→ **SET PROBLEM**:
Please reproduce the records between the lines holding "- bullet-square-icon: [62, 14, 72, 24]" and "- section-title-pad: [62, 720, 194, 746]", inclusive, with "code-bracket" changed to "code-arrow" and everything else left as it is.
--*--
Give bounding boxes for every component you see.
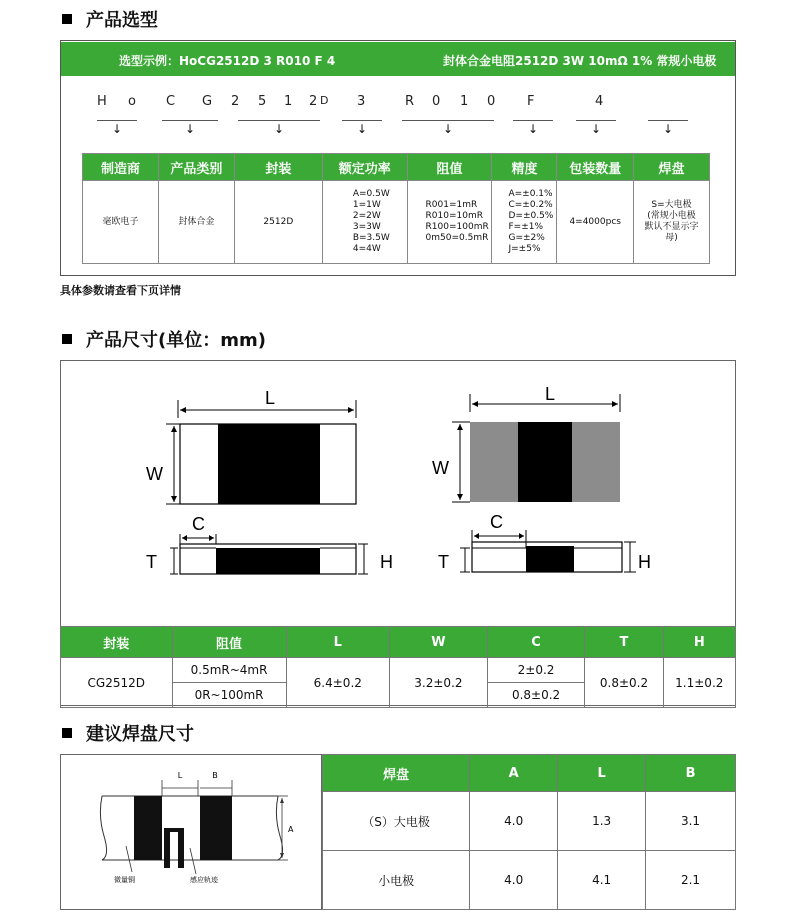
- bullet-square-icon: [62, 14, 72, 24]
- code-char: 2: [231, 94, 240, 109]
- code-char: 1: [460, 94, 469, 109]
- dim-label-T: T: [146, 552, 157, 572]
- th-pad: 焊盘: [634, 154, 710, 181]
- pad-table: [322, 754, 736, 910]
- th-packing: 包装数量: [557, 154, 634, 181]
- cell-resistance: 0.5mR~4mR: [172, 658, 286, 683]
- pad-label-L: L: [177, 771, 183, 780]
- dim-label-C: C: [490, 512, 503, 532]
- dim-label-W: W: [432, 458, 449, 478]
- cell-tolerance: A=±0.1% C=±0.2% D=±0.5% F=±1% G=±2% J=±5%: [492, 181, 557, 264]
- th-L: L: [286, 627, 390, 658]
- dim-label-T: T: [438, 552, 449, 572]
- code-char: 3: [357, 94, 366, 109]
- code-char: F: [527, 94, 535, 109]
- pad-label-copper: 微量铜: [114, 876, 135, 884]
- cell-C: 0.8±0.2: [487, 683, 585, 708]
- cell-package: 2512D: [234, 181, 322, 264]
- th-pad: 焊盘: [323, 755, 470, 792]
- cell-H: 1.1±0.2: [663, 658, 735, 708]
- dimension-table: [60, 626, 736, 708]
- th-resistance: 阻值: [172, 627, 286, 658]
- code-bracket: ↓: [162, 120, 218, 142]
- pad-layout-diagram: [62, 756, 320, 908]
- code-char: 0: [432, 94, 441, 109]
- th-T: T: [585, 627, 663, 658]
- code-bracket: ↓: [97, 120, 137, 142]
- code-bracket: ↓: [576, 120, 616, 142]
- bullet-square-icon: [62, 334, 72, 344]
- code-bracket: ↓: [402, 120, 494, 142]
- section-title-pad: [62, 720, 194, 746]
- cell-resistance: R001=1mR R010=10mR R100=100mR 0m50=0.5mR: [407, 181, 492, 264]
- cell-packing: 4=4000pcs: [557, 181, 634, 264]
- cell-pad: S=大电极 (常规小电极 默认不显示字 母): [634, 181, 710, 264]
- dim-label-C: C: [192, 514, 205, 534]
- section-title-text: 建议焊盘尺寸: [86, 724, 194, 745]
- code-char: 1: [284, 94, 293, 109]
- th-manufacturer: 制造商: [83, 154, 159, 181]
- banner-left-text: 选型示例：HoCG2512D 3 R010 F 4: [119, 54, 336, 68]
- code-bracket: ↓: [342, 120, 382, 142]
- cell-B: 3.1: [646, 792, 736, 851]
- section-title-dimensions: [62, 326, 266, 352]
- th-power: 额定功率: [322, 154, 407, 181]
- banner-right-text: 封体合金电阻2512D 3W 10mΩ 1% 常规小电极: [443, 54, 717, 68]
- th-tolerance: 精度: [492, 154, 557, 181]
- th-L: L: [558, 755, 646, 792]
- code-char: D: [320, 94, 329, 107]
- cell-T: 0.8±0.2: [585, 658, 663, 708]
- th-W: W: [390, 627, 488, 658]
- section-title-text: 产品尺寸(单位：mm): [86, 330, 266, 351]
- cell-B: 2.1: [646, 851, 736, 910]
- code-char: G: [202, 94, 213, 109]
- cell-power: A=0.5W 1=1W 2=2W 3=3W B=3.5W 4=4W: [322, 181, 407, 264]
- code-char: o: [128, 94, 136, 109]
- th-package: 封装: [234, 154, 322, 181]
- th-A: A: [470, 755, 558, 792]
- section-title-selection: [62, 6, 158, 32]
- dim-label-W: W: [146, 464, 163, 484]
- code-char: 2: [309, 94, 318, 109]
- pad-label-B: B: [212, 771, 218, 780]
- cell-W: 3.2±0.2: [390, 658, 488, 708]
- th-category: 产品类别: [158, 154, 234, 181]
- cell-A: 4.0: [470, 792, 558, 851]
- th-B: B: [646, 755, 736, 792]
- code-bracket: ↓: [238, 120, 320, 142]
- cell-category: 封体合金: [158, 181, 234, 264]
- th-H: H: [663, 627, 735, 658]
- cell-resistance: 0R~100mR: [172, 683, 286, 708]
- pad-label-trace: 感应轨迹: [190, 876, 218, 884]
- code-char: 0: [487, 94, 496, 109]
- dim-label-H: H: [638, 552, 651, 572]
- th-package: 封装: [61, 627, 173, 658]
- cell-L: 6.4±0.2: [286, 658, 390, 708]
- th-C: C: [487, 627, 585, 658]
- code-char: 5: [258, 94, 267, 109]
- resistor-drawing-left: [130, 380, 393, 590]
- cell-pad-small: 小电极: [323, 851, 470, 910]
- selection-example-banner: [61, 42, 735, 76]
- resistor-drawing-right: [430, 380, 670, 590]
- bullet-square-icon: [62, 728, 72, 738]
- cell-L: 1.3: [558, 792, 646, 851]
- cell-manufacturer: 毫欧电子: [83, 181, 159, 264]
- code-bracket: ↓: [648, 120, 688, 142]
- dim-label-H: H: [380, 552, 393, 572]
- cell-pad-large: （S）大电极: [323, 792, 470, 851]
- cell-A: 4.0: [470, 851, 558, 910]
- pad-label-A: A: [288, 825, 294, 834]
- th-resistance: 阻值: [407, 154, 492, 181]
- code-char: 4: [595, 94, 604, 109]
- dim-label-L: L: [264, 388, 276, 408]
- dim-label-L: L: [544, 384, 556, 404]
- details-note: 具体参数请查看下页详情: [60, 284, 181, 297]
- code-bracket: ↓: [513, 120, 553, 142]
- selection-table: [82, 153, 710, 264]
- cell-package: CG2512D: [61, 658, 173, 708]
- cell-C: 2±0.2: [487, 658, 585, 683]
- code-char: C: [166, 94, 176, 109]
- code-char: R: [405, 94, 415, 109]
- section-title-text: 产品选型: [86, 10, 158, 31]
- code-char: H: [97, 94, 107, 109]
- cell-L: 4.1: [558, 851, 646, 910]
--*--
→ **RESULT BELOW**:
- bullet-square-icon: [62, 14, 72, 24]
- code-char: 2: [231, 94, 240, 109]
- code-char: 1: [460, 94, 469, 109]
- dim-label-T: T: [146, 552, 157, 572]
- th-pad: 焊盘: [634, 154, 710, 181]
- pad-table: [322, 754, 736, 910]
- th-packing: 包装数量: [557, 154, 634, 181]
- cell-resistance: 0.5mR~4mR: [172, 658, 286, 683]
- pad-label-L: L: [177, 771, 183, 780]
- dim-label-C: C: [490, 512, 503, 532]
- dim-label-W: W: [432, 458, 449, 478]
- cell-tolerance: A=±0.1% C=±0.2% D=±0.5% F=±1% G=±2% J=±5%: [492, 181, 557, 264]
- th-L: L: [286, 627, 390, 658]
- dim-label-T: T: [438, 552, 449, 572]
- code-char: 3: [357, 94, 366, 109]
- code-char: F: [527, 94, 535, 109]
- pad-label-copper: 微量铜: [114, 876, 135, 884]
- cell-C: 0.8±0.2: [487, 683, 585, 708]
- cell-package: 2512D: [234, 181, 322, 264]
- th-pad: 焊盘: [323, 755, 470, 792]
- cell-H: 1.1±0.2: [663, 658, 735, 708]
- dimension-table: [60, 626, 736, 708]
- th-resistance: 阻值: [172, 627, 286, 658]
- code-arrow: ↓: [162, 120, 218, 142]
- pad-layout-diagram: [62, 756, 320, 908]
- code-char: 0: [432, 94, 441, 109]
- th-T: T: [585, 627, 663, 658]
- code-arrow: ↓: [97, 120, 137, 142]
- code-arrow: ↓: [576, 120, 616, 142]
- bullet-square-icon: [62, 334, 72, 344]
- code-arrow: ↓: [402, 120, 494, 142]
- section-title-pad: [62, 720, 194, 746]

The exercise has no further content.